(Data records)
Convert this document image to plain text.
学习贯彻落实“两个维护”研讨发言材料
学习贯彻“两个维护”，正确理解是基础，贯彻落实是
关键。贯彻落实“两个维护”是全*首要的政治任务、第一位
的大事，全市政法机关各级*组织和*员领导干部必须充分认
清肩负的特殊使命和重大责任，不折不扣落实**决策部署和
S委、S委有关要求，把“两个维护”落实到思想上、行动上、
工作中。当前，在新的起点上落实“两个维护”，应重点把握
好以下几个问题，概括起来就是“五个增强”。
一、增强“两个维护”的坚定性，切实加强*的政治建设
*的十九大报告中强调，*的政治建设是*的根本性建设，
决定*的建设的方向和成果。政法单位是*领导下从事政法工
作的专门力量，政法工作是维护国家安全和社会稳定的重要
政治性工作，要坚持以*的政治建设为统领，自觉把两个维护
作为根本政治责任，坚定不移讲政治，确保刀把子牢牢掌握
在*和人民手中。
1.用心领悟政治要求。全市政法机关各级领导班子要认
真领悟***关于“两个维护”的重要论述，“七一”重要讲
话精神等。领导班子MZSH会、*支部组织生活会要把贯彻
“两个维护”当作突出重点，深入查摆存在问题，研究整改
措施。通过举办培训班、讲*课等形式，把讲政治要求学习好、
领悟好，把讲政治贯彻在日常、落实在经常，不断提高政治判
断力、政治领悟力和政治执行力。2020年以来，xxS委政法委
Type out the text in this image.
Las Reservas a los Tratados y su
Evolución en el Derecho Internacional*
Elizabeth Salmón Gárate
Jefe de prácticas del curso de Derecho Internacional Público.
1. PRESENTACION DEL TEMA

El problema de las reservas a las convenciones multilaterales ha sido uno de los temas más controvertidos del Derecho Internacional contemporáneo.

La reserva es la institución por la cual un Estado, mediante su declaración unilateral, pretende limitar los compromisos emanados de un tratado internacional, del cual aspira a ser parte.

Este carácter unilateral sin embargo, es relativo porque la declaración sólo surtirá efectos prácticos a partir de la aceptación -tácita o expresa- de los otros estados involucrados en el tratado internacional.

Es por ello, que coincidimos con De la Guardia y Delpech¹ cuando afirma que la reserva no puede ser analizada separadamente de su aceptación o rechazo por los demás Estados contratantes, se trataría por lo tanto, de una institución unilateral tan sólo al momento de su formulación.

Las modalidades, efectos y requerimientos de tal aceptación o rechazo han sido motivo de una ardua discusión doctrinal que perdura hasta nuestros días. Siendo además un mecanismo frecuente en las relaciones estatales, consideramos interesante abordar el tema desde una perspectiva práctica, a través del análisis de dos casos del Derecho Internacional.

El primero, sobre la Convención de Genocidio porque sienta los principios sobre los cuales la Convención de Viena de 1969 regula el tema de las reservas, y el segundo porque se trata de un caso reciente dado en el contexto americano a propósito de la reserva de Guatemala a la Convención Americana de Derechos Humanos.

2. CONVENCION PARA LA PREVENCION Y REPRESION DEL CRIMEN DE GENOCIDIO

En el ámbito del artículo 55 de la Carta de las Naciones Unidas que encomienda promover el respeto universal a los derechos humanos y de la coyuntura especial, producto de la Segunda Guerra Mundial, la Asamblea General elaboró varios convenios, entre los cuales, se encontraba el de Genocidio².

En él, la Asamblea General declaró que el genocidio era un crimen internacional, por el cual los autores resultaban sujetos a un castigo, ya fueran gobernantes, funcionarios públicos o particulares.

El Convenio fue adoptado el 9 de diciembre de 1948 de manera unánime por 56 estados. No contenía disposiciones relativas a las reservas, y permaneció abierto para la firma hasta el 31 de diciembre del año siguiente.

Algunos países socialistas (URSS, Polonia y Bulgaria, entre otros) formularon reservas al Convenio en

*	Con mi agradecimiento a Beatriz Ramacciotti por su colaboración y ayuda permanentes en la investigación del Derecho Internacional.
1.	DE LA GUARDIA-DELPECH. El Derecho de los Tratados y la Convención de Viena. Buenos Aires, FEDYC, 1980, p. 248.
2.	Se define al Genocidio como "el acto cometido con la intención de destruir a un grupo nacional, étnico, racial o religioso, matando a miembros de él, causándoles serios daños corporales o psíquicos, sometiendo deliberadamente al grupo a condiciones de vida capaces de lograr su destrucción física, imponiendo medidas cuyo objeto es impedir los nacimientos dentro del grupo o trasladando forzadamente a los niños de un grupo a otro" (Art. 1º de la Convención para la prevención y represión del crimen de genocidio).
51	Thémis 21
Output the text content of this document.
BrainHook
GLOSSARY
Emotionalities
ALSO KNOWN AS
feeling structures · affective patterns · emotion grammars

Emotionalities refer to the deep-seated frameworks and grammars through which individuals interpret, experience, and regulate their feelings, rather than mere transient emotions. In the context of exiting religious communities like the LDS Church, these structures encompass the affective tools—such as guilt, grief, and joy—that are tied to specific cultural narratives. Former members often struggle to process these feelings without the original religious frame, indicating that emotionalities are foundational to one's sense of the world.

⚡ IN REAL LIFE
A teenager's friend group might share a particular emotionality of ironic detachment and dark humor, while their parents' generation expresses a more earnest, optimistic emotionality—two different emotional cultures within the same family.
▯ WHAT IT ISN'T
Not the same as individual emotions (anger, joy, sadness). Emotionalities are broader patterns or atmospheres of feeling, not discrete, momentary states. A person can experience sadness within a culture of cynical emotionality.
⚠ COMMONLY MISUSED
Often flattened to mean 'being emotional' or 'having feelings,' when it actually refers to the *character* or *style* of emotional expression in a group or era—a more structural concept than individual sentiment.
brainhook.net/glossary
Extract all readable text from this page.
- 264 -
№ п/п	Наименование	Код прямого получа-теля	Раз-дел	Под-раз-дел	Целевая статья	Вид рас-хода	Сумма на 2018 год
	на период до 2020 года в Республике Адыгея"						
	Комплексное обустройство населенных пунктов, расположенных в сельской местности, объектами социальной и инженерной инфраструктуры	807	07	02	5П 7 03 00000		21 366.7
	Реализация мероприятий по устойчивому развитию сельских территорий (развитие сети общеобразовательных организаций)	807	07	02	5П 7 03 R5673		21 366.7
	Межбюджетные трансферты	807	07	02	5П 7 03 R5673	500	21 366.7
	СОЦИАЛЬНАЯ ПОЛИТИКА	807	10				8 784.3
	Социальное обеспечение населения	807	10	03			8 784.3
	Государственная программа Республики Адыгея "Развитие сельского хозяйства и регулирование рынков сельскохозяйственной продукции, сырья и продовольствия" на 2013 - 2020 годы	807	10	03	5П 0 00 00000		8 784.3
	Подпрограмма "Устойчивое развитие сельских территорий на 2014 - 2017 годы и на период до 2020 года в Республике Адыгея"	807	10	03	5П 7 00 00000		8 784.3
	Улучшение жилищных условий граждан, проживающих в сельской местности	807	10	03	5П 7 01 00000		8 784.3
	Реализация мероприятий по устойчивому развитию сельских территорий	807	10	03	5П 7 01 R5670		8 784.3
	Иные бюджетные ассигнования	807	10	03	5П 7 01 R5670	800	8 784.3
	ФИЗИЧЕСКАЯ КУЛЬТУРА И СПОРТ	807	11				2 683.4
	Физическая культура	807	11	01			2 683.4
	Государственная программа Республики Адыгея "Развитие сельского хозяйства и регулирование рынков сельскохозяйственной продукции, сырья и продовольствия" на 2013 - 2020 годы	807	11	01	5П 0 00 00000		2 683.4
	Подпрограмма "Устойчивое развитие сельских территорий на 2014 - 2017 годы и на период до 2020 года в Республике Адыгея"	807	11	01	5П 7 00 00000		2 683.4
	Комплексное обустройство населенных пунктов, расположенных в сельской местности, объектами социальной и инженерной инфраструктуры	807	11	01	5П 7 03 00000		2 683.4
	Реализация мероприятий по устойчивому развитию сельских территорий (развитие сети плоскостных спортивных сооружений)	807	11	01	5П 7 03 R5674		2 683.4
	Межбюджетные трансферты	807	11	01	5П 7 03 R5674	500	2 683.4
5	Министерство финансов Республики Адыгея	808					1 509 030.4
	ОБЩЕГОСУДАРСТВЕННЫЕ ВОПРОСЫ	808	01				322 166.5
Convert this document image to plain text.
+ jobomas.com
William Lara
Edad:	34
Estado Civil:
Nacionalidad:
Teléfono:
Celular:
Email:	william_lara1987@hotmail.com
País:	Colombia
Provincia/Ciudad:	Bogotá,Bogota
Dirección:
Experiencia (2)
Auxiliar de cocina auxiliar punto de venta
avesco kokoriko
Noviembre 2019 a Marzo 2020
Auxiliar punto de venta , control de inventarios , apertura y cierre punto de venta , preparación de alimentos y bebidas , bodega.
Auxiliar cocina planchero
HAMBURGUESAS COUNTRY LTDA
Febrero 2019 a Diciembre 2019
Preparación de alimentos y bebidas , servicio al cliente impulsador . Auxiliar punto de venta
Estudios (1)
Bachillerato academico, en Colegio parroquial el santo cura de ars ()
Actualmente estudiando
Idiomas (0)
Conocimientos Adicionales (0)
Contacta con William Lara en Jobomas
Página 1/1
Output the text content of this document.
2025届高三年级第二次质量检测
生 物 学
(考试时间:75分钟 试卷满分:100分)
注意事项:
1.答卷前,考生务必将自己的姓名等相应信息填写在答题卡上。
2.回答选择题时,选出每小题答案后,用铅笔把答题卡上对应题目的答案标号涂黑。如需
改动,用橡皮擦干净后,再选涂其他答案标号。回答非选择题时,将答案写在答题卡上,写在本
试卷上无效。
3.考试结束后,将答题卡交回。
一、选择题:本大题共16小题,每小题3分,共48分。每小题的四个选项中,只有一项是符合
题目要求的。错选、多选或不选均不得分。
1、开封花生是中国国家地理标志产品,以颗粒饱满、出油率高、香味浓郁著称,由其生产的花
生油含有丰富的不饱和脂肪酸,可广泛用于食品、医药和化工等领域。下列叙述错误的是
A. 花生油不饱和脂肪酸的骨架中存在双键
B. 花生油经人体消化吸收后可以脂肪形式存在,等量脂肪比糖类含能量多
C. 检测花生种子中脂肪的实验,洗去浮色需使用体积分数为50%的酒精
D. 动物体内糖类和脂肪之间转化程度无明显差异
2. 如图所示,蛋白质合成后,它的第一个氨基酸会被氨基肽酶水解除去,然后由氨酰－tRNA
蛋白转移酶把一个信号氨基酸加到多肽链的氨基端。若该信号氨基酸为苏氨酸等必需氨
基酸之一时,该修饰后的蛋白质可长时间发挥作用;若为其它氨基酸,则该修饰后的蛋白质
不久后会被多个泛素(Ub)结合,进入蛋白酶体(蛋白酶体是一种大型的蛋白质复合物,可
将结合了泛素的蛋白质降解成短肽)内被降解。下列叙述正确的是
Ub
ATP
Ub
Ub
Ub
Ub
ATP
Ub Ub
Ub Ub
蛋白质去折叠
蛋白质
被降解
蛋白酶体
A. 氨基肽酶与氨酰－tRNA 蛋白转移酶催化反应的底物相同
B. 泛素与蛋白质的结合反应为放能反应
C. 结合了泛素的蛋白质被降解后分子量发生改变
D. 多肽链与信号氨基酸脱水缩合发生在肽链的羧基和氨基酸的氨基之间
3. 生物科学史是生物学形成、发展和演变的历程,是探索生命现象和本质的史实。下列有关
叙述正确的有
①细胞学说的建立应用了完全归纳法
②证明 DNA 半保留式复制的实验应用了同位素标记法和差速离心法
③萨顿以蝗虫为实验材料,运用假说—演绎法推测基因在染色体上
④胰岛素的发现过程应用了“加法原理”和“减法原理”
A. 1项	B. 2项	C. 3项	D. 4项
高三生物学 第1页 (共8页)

**AIM:** Tell how many lines of the records above hold the string "institución". Give no other text.

**RESULT OF THIS TASK:** 2